Problem requirements - Give only the number of lines in these records that contain the word "name".

Supplied data -
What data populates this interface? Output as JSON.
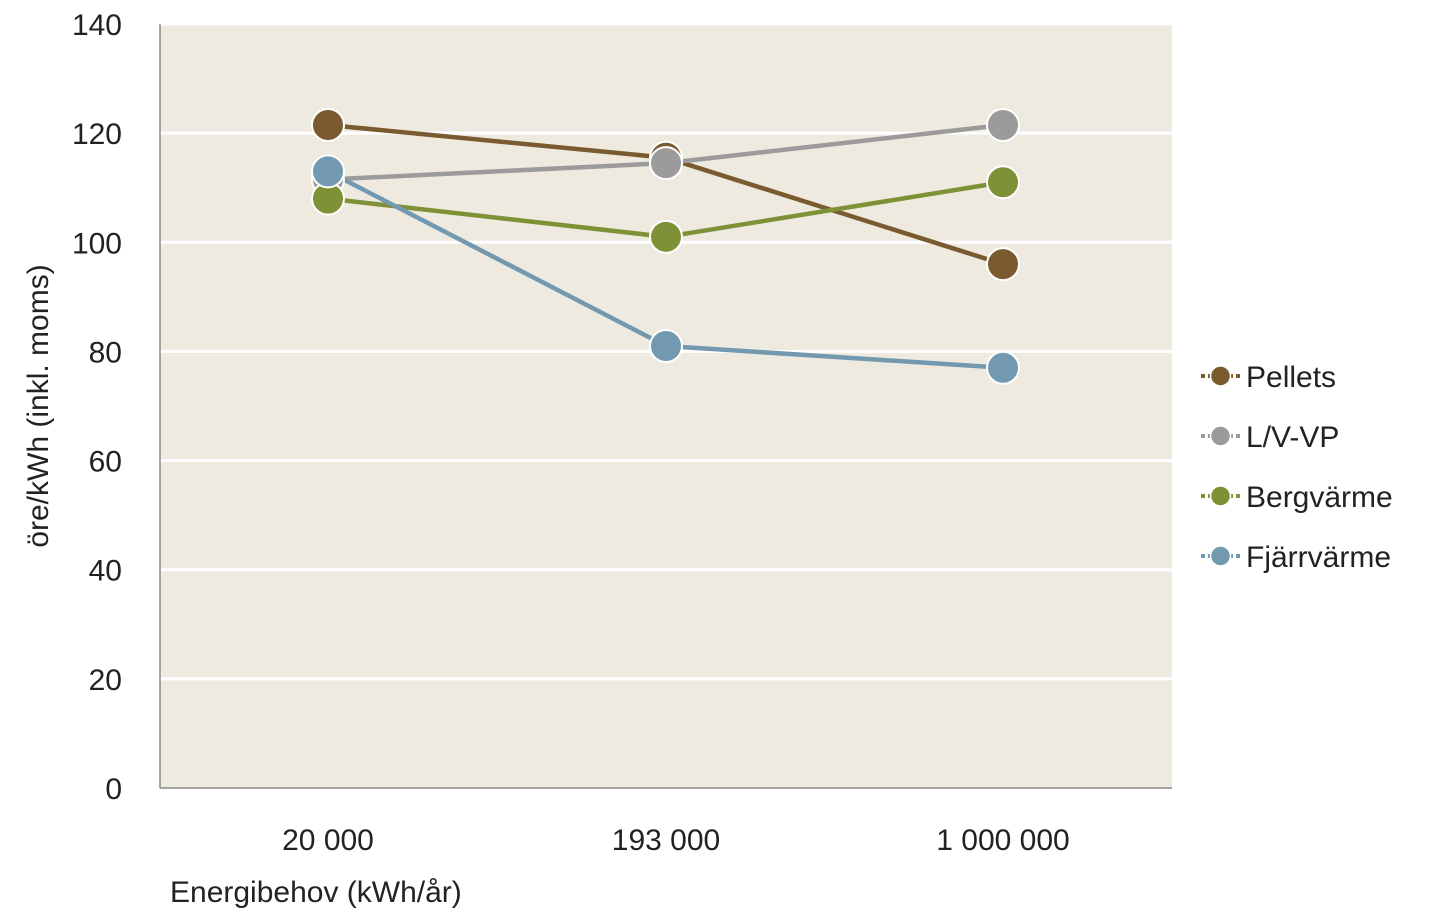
{
  "chart_data": {
    "type": "line",
    "categories": [
      "20 000",
      "193 000",
      "1 000 000"
    ],
    "xlabel": "Energibehov (kWh/år)",
    "ylabel": "öre/kWh (inkl. moms)",
    "ylim": [
      0,
      140
    ],
    "yticks": [
      0,
      20,
      40,
      60,
      80,
      100,
      120,
      140
    ],
    "grid": true,
    "plot_background": "#EEEAE0",
    "gridline_color": "#FFFFFF",
    "legend_position": "right",
    "series": [
      {
        "name": "Pellets",
        "color": "#7A5A2F",
        "values": [
          121.5,
          115.5,
          96
        ]
      },
      {
        "name": "L/V-VP",
        "color": "#9B9B9B",
        "values": [
          111.5,
          114.5,
          121.5
        ]
      },
      {
        "name": "Bergvärme",
        "color": "#7F9136",
        "values": [
          108,
          101,
          111
        ]
      },
      {
        "name": "Fjärrvärme",
        "color": "#7299B0",
        "values": [
          113,
          81,
          77
        ]
      }
    ]
  }
}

Result - 4